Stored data

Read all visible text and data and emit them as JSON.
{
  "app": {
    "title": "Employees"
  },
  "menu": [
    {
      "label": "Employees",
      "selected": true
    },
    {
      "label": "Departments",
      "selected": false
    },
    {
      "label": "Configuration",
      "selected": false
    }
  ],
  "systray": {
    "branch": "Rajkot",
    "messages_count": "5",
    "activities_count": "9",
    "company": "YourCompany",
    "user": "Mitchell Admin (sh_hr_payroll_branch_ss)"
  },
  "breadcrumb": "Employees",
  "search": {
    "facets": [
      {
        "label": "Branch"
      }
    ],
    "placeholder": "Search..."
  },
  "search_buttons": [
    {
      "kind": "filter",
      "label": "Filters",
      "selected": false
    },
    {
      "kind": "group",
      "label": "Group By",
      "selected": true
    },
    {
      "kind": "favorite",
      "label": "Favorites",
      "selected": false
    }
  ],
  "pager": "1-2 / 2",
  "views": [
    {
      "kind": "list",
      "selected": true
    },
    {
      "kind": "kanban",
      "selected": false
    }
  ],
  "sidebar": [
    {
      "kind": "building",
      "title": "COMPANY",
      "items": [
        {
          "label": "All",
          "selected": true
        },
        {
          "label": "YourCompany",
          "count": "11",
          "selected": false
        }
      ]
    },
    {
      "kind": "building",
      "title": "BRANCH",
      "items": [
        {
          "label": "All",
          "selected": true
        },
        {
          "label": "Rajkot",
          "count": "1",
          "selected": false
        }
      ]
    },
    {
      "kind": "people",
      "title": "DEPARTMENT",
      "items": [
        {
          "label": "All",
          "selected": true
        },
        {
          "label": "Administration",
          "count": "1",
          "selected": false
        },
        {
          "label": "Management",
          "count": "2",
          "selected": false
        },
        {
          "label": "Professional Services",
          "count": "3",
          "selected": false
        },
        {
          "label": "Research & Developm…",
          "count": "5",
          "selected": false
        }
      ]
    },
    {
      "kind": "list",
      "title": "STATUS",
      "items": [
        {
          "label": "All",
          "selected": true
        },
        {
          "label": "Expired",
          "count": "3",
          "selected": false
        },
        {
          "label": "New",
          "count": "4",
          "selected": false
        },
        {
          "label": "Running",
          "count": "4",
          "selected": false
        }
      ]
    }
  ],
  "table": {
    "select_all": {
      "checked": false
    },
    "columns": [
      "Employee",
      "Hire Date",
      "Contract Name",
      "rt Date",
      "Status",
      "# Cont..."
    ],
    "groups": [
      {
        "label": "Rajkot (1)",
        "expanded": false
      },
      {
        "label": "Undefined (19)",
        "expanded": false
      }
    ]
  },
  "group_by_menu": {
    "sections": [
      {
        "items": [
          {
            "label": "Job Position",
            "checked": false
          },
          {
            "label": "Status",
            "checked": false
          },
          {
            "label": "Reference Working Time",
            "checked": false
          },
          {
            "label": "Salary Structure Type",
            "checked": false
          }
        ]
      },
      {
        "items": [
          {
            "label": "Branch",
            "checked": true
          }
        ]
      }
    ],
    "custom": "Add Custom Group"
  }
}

TASK TO COMPLETE:
Only lines with the word "kind" are wanted, so copy each one from the records.

CORRECT OUTPUT:
      "kind": "filter",
      "kind": "group",
      "kind": "favorite",
      "kind": "list",
      "kind": "kanban",
      "kind": "building",
      "kind": "building",
      "kind": "people",
      "kind": "list",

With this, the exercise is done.